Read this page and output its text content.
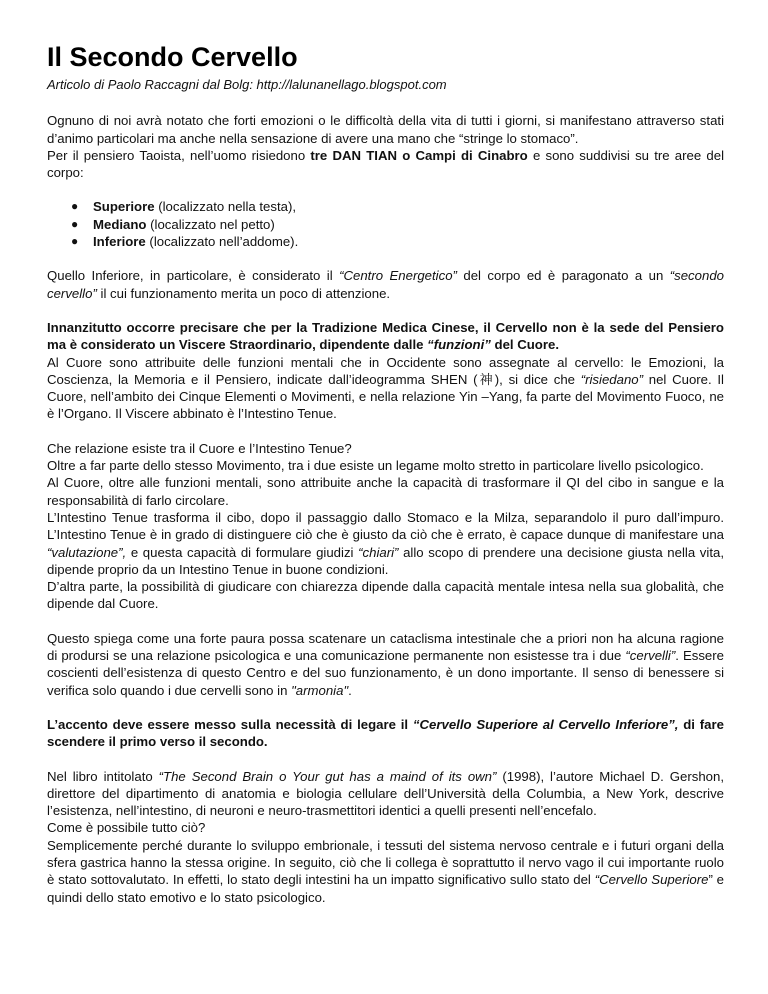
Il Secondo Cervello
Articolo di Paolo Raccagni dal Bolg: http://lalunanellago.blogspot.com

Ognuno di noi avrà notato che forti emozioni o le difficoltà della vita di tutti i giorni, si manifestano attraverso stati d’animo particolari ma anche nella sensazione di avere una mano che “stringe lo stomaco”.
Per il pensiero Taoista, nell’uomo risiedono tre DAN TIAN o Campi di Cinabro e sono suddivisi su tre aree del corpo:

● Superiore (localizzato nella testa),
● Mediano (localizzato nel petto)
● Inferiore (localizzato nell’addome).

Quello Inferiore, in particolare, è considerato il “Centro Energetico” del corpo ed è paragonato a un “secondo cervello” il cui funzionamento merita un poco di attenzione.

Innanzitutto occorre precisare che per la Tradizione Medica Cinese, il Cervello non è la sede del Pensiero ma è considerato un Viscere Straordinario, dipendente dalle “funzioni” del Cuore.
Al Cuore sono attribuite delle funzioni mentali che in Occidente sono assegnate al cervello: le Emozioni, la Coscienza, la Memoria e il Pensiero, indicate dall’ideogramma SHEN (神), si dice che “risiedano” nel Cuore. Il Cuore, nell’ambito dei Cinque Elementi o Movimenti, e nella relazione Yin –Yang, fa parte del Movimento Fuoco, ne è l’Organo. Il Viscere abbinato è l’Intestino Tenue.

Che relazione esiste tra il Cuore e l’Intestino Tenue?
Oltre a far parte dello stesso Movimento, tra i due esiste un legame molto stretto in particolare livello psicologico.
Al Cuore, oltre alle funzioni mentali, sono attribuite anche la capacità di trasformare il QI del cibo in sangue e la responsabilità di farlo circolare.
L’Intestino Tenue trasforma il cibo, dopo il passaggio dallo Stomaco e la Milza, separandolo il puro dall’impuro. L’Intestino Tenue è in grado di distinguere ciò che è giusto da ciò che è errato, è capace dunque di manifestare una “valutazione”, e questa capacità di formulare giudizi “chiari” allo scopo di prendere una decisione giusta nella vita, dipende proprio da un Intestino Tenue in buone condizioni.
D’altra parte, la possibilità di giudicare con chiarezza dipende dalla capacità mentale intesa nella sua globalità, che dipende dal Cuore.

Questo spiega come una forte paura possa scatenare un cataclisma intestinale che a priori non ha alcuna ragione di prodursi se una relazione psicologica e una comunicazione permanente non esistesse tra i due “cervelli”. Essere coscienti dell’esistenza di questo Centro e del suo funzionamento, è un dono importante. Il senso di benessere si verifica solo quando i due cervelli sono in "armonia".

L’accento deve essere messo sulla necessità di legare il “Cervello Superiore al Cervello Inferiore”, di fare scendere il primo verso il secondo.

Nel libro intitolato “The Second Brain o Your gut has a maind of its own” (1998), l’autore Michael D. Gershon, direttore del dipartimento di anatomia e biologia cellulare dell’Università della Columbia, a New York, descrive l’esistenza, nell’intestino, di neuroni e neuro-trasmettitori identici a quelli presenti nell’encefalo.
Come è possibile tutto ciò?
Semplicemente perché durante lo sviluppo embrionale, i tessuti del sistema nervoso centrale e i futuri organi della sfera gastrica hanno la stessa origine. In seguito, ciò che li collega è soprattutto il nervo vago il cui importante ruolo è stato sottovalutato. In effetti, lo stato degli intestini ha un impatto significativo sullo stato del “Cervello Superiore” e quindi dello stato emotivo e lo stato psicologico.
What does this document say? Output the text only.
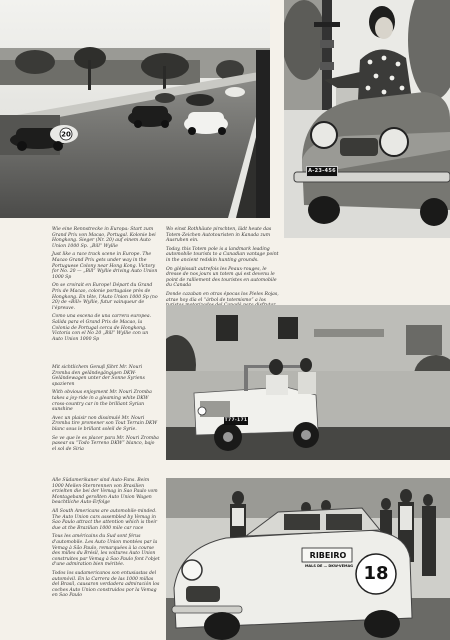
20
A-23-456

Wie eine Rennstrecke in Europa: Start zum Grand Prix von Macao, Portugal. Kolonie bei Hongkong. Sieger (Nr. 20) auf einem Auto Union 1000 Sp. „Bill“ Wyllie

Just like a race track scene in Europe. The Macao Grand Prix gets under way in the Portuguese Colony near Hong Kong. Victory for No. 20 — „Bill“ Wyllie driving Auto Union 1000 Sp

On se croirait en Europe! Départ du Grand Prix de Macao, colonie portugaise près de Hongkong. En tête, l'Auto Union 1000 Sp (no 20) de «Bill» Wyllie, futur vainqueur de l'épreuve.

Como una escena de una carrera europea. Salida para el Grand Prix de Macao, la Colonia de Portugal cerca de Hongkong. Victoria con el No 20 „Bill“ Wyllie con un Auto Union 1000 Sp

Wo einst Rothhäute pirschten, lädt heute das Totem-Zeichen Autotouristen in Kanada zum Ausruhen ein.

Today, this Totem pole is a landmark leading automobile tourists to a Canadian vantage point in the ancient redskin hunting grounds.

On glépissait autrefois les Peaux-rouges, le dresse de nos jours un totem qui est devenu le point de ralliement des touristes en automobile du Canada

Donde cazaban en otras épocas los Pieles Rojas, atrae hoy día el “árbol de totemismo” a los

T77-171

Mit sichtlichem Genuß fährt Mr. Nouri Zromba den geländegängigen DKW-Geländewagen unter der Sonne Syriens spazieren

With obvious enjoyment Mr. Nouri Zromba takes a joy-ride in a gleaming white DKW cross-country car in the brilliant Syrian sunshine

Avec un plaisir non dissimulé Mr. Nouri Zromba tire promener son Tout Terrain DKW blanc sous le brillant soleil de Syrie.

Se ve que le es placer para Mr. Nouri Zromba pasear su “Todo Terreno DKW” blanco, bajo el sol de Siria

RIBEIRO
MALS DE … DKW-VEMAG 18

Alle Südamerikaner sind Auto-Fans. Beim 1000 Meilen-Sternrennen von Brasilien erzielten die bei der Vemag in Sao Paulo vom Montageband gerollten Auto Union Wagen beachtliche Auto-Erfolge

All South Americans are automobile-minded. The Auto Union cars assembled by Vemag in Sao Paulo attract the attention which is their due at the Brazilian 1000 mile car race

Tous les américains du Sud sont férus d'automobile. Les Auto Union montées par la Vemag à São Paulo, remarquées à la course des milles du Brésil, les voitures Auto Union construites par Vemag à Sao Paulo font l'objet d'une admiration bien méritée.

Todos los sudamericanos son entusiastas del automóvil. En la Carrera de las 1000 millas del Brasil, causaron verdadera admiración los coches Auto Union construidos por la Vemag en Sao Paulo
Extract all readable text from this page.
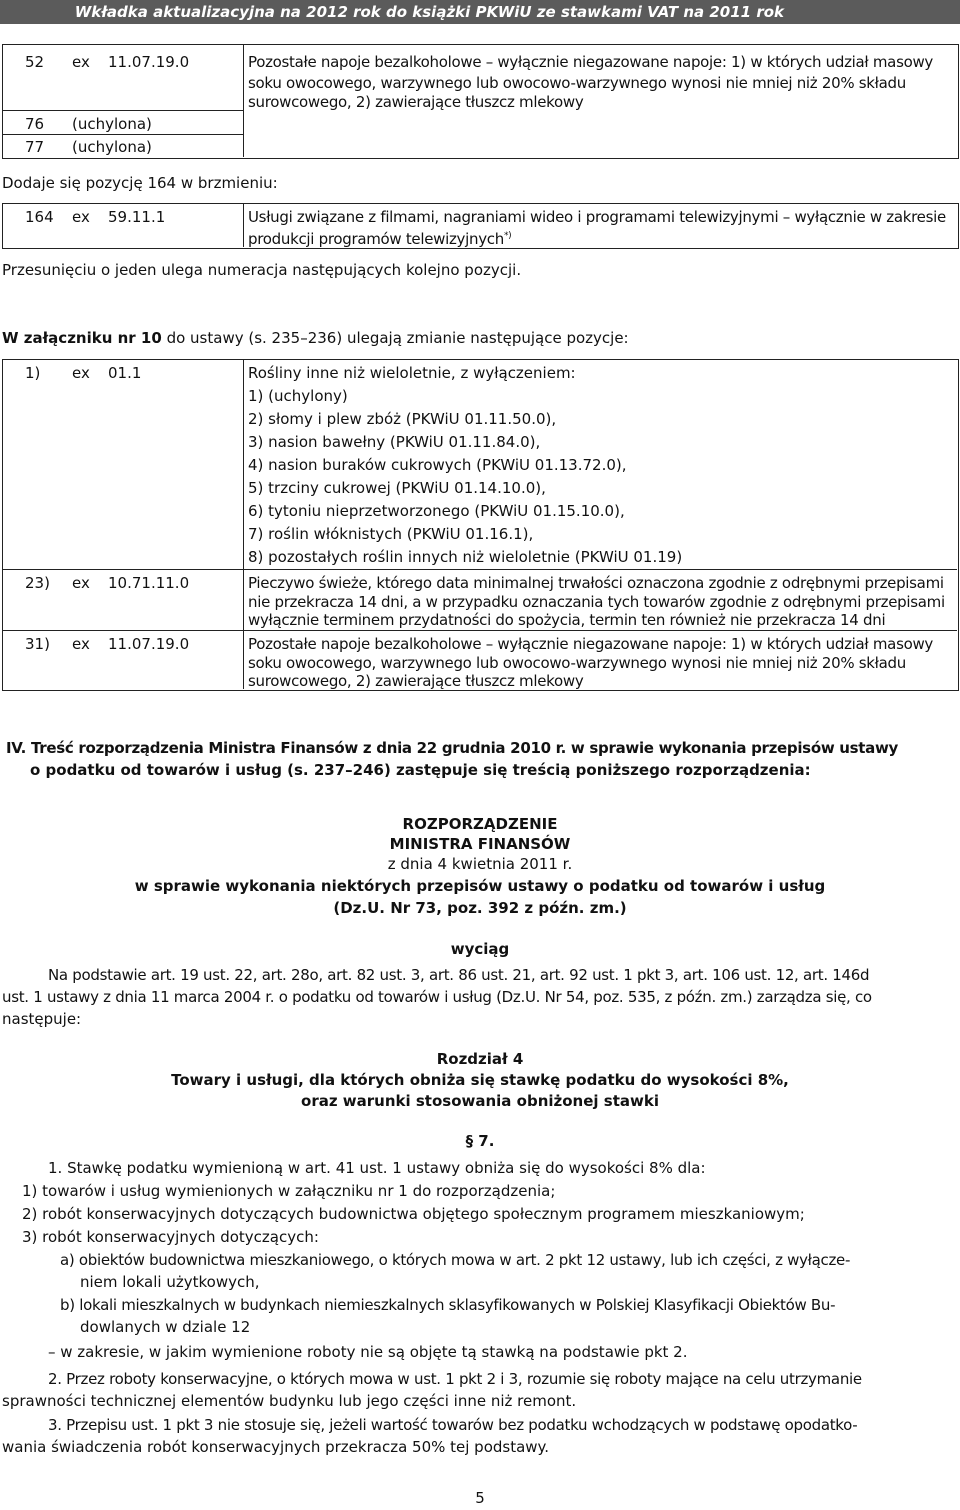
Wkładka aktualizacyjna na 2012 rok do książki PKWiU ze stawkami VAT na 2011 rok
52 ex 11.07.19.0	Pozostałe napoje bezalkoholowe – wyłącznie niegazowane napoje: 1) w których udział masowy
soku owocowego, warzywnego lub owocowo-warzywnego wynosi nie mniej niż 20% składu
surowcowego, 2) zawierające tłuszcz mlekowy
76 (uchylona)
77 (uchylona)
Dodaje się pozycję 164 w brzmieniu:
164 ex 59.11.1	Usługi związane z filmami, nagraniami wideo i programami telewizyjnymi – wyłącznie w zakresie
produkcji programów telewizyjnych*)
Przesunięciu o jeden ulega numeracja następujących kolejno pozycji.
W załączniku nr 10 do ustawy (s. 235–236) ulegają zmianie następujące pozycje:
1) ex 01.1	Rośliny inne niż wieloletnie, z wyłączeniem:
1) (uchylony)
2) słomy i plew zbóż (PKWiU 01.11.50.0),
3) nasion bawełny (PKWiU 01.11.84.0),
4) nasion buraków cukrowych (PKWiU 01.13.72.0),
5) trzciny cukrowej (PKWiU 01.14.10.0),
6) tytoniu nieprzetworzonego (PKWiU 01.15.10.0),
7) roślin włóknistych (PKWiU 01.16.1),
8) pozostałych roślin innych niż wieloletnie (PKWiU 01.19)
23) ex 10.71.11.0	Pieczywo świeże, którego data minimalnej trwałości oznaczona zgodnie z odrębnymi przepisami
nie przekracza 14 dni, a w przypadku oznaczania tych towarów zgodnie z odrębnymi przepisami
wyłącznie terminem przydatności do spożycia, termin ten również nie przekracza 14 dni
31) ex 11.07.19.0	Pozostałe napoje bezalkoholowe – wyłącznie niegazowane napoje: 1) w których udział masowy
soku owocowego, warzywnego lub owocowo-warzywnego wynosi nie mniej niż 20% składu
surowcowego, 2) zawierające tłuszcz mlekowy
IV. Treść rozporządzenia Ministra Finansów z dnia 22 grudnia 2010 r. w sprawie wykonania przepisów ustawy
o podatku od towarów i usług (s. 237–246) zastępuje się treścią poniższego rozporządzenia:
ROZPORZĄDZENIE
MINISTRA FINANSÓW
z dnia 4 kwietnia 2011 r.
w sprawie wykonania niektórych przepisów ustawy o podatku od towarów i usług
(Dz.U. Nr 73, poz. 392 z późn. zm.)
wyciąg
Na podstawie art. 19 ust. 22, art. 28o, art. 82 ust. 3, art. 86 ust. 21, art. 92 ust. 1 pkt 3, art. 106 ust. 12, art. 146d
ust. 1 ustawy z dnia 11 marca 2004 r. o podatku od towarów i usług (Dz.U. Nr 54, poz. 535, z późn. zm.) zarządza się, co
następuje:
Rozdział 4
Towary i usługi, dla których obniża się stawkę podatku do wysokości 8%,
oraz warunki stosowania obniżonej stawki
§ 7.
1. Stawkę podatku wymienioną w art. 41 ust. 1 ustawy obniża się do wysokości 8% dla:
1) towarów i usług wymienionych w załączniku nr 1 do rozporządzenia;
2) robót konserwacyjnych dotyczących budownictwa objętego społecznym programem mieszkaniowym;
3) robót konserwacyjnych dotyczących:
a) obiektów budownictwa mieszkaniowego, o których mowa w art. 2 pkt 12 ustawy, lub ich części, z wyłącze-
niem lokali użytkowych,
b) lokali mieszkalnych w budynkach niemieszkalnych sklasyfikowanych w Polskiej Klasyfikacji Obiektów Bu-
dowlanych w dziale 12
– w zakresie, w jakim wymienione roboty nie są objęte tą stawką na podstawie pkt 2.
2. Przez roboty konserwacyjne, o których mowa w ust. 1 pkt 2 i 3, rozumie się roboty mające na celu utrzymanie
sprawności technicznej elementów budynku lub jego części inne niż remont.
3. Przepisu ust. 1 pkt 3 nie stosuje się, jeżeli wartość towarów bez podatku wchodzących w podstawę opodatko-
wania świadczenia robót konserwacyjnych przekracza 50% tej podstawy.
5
----
Aim - Look through the material and say how many lines hold "anche". Give the number only.

Solution to the exercise - 2